_What you have to do_.
Return every line of the data below that includes the string "Normalized".
## start Data extract
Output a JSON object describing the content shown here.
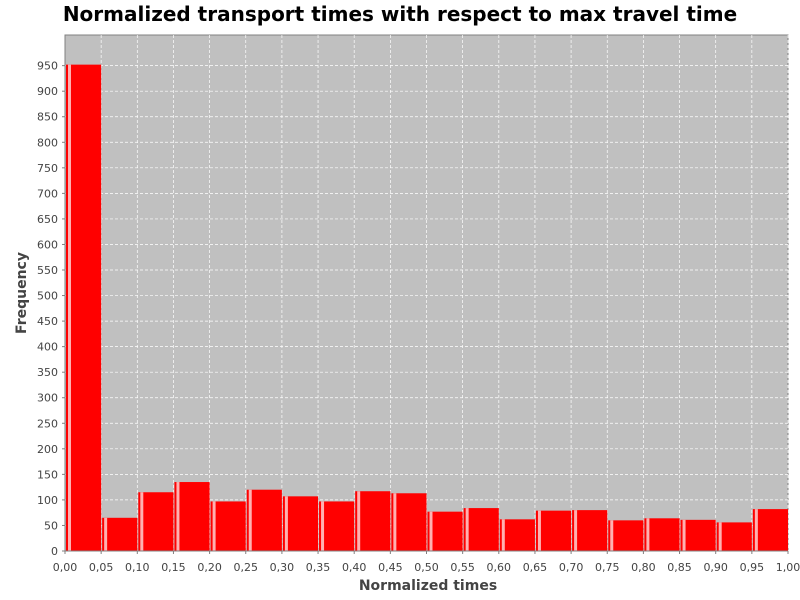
{
  "chart_data": {
    "type": "bar",
    "title": "Normalized transport times with respect to max travel time",
    "xlabel": "Normalized times",
    "ylabel": "Frequency",
    "xlim": [
      0,
      1
    ],
    "ylim": [
      0,
      1000
    ],
    "bin_width": 0.05,
    "bins": [
      0.0,
      0.05,
      0.1,
      0.15,
      0.2,
      0.25,
      0.3,
      0.35,
      0.4,
      0.45,
      0.5,
      0.55,
      0.6,
      0.65,
      0.7,
      0.75,
      0.8,
      0.85,
      0.9,
      0.95
    ],
    "values": [
      952,
      65,
      115,
      135,
      97,
      120,
      107,
      97,
      117,
      113,
      77,
      84,
      62,
      79,
      80,
      60,
      64,
      61,
      56,
      82
    ],
    "xticks": [
      "0,00",
      "0,05",
      "0,10",
      "0,15",
      "0,20",
      "0,25",
      "0,30",
      "0,35",
      "0,40",
      "0,45",
      "0,50",
      "0,55",
      "0,60",
      "0,65",
      "0,70",
      "0,75",
      "0,80",
      "0,85",
      "0,90",
      "0,95",
      "1,00"
    ],
    "yticks": [
      "0",
      "50",
      "100",
      "150",
      "200",
      "250",
      "300",
      "350",
      "400",
      "450",
      "500",
      "550",
      "600",
      "650",
      "700",
      "750",
      "800",
      "850",
      "900",
      "950"
    ],
    "grid": true,
    "colors": {
      "bar": "#ff0000",
      "bar_highlight": "#ffb0b0",
      "plot_background": "#c0c0c0",
      "grid": "#ffffff"
    }
  }
}
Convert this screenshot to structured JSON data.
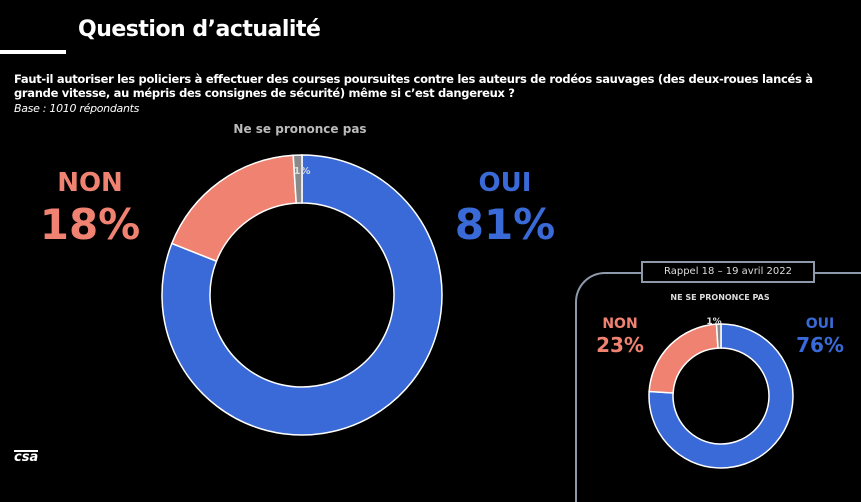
{
  "header": {
    "title": "Question d’actualité"
  },
  "question": "Faut-il autoriser les policiers à effectuer des courses poursuites contre les auteurs de rodéos sauvages (des deux-roues lancés à grande vitesse, au mépris des consignes de sécurité) même si c’est dangereux ?",
  "base": "Base : 1010 répondants",
  "logo": "csa",
  "colors": {
    "oui": "#3a6ad8",
    "non": "#f08272",
    "nsp": "#8a8a8a"
  },
  "chart_data": [
    {
      "type": "pie",
      "title": "Question d’actualité",
      "categories": [
        "OUI",
        "NON",
        "Ne se prononce pas"
      ],
      "values": [
        81,
        18,
        1
      ],
      "labels": {
        "oui": "OUI",
        "oui_pct": "81%",
        "non": "NON",
        "non_pct": "18%",
        "nsp": "Ne se prononce pas",
        "nsp_pct": "1%"
      }
    },
    {
      "type": "pie",
      "title": "Rappel 18 – 19 avril 2022",
      "categories": [
        "OUI",
        "NON",
        "NE SE PRONONCE PAS"
      ],
      "values": [
        76,
        23,
        1
      ],
      "labels": {
        "oui": "OUI",
        "oui_pct": "76%",
        "non": "NON",
        "non_pct": "23%",
        "nsp": "NE SE PRONONCE PAS",
        "nsp_pct": "1%"
      }
    }
  ]
}
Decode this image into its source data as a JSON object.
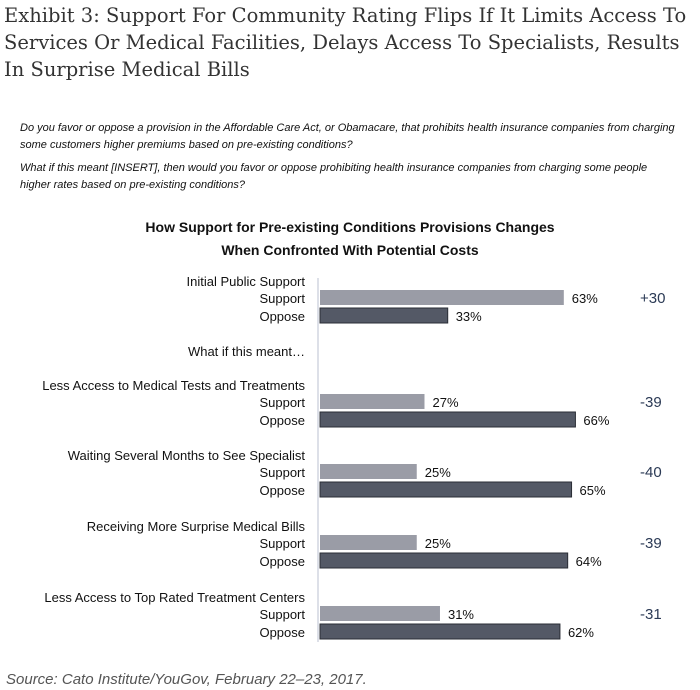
{
  "header": {
    "title": "Exhibit 3: Support For Community Rating Flips If It Limits Access To Services Or Medical Facilities, Delays Access To Specialists, Results In Surprise Medical Bills",
    "question1": "Do you favor or oppose a provision in the Affordable Care Act, or Obamacare, that prohibits health insurance companies from charging some customers higher premiums based on pre-existing conditions?",
    "question2": "What if this meant [INSERT], then would you favor or oppose prohibiting health insurance companies from charging some people higher rates based on pre-existing conditions?"
  },
  "chart_data": {
    "type": "bar",
    "orientation": "horizontal",
    "title_line1": "How Support for Pre-existing Conditions Provisions Changes",
    "title_line2": "When Confronted With Potential Costs",
    "subheading": "What if this meant…",
    "series_names": [
      "Support",
      "Oppose"
    ],
    "colors": {
      "Support": "#9a9ca6",
      "Oppose": "#545966",
      "net": "#2b3a55"
    },
    "groups": [
      {
        "label": "Initial Public Support",
        "support": 63,
        "oppose": 33,
        "net": "+30"
      },
      {
        "label": "Less Access to Medical Tests and Treatments",
        "support": 27,
        "oppose": 66,
        "net": "-39"
      },
      {
        "label": "Waiting Several Months to See Specialist",
        "support": 25,
        "oppose": 65,
        "net": "-40"
      },
      {
        "label": "Receiving More Surprise Medical Bills",
        "support": 25,
        "oppose": 64,
        "net": "-39"
      },
      {
        "label": "Less Access to Top Rated Treatment Centers",
        "support": 31,
        "oppose": 62,
        "net": "-31"
      }
    ],
    "unit": "%",
    "xlim": [
      0,
      100
    ]
  },
  "footer": {
    "source": "Source: Cato Institute/YouGov, February 22–23, 2017."
  }
}
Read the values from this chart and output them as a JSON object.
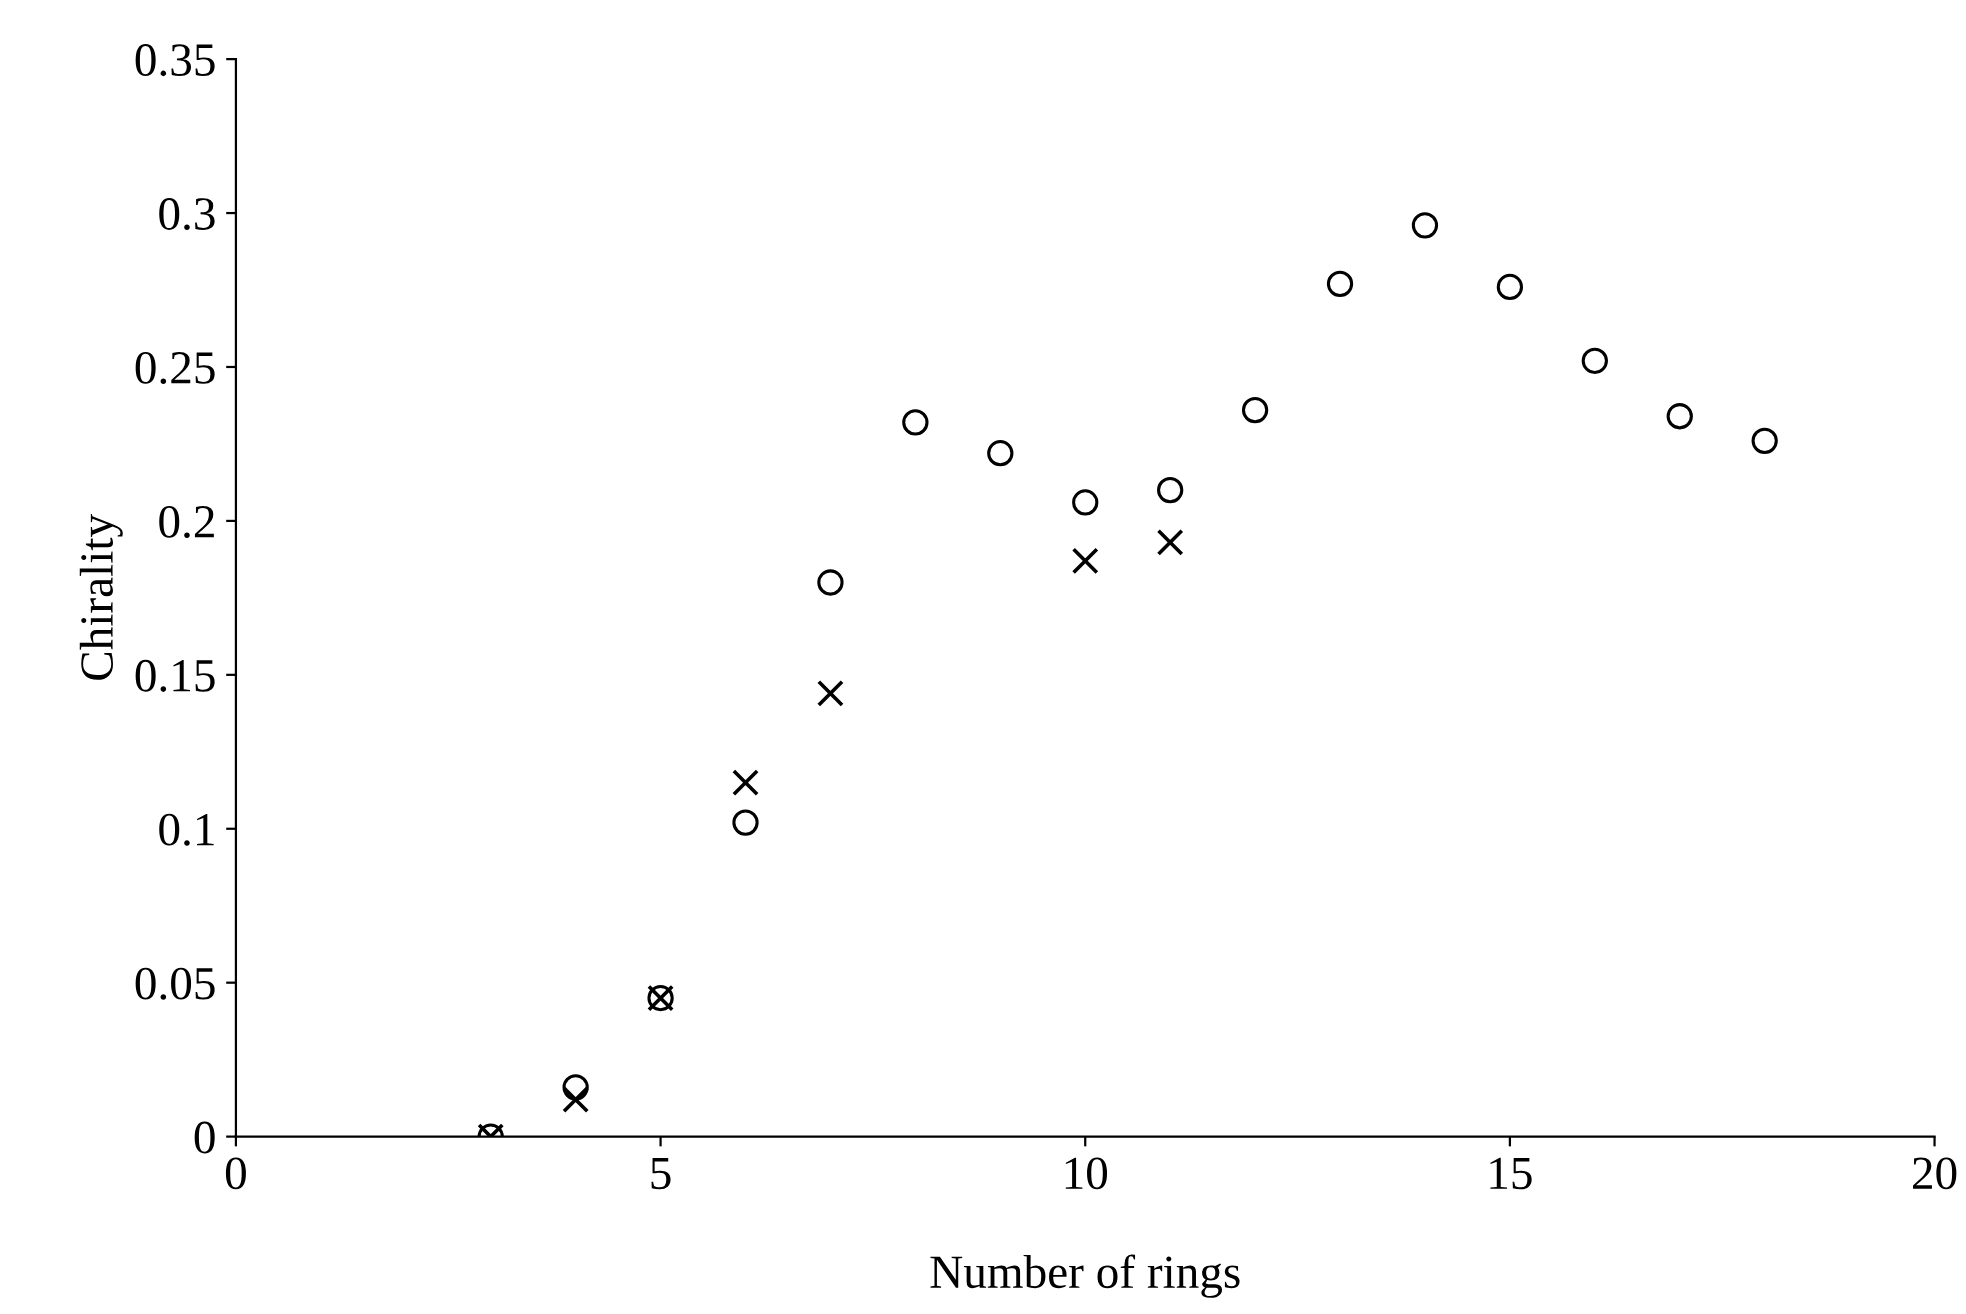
{
  "chart_data": {
    "type": "scatter",
    "xlabel": "Number of rings",
    "ylabel": "Chirality",
    "xlim": [
      0,
      20
    ],
    "xticks": [
      0,
      5,
      10,
      15,
      20
    ],
    "ylim": [
      0,
      0.35
    ],
    "yticks": [
      0,
      0.05,
      0.1,
      0.15,
      0.2,
      0.25,
      0.3,
      0.35
    ],
    "grid": false,
    "series": [
      {
        "color": "#000000",
        "marker": "circle",
        "x": [
          3,
          4,
          5,
          6,
          7,
          8,
          9,
          10,
          11,
          12,
          13,
          14,
          15,
          16,
          17,
          18
        ],
        "values": [
          0,
          0.016,
          0.045,
          0.102,
          0.18,
          0.232,
          0.222,
          0.206,
          0.21,
          0.236,
          0.277,
          0.296,
          0.276,
          0.252,
          0.234,
          0.226
        ]
      },
      {
        "color": "#000000",
        "marker": "cross",
        "x": [
          3,
          4,
          5,
          6,
          7,
          10,
          11
        ],
        "values": [
          0,
          0.012,
          0.045,
          0.115,
          0.144,
          0.187,
          0.193
        ]
      }
    ]
  }
}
## end Data extract
_Exercise answer_.
    "title": "Normalized transport times with respect to max travel time",
    "xlabel": "Normalized times",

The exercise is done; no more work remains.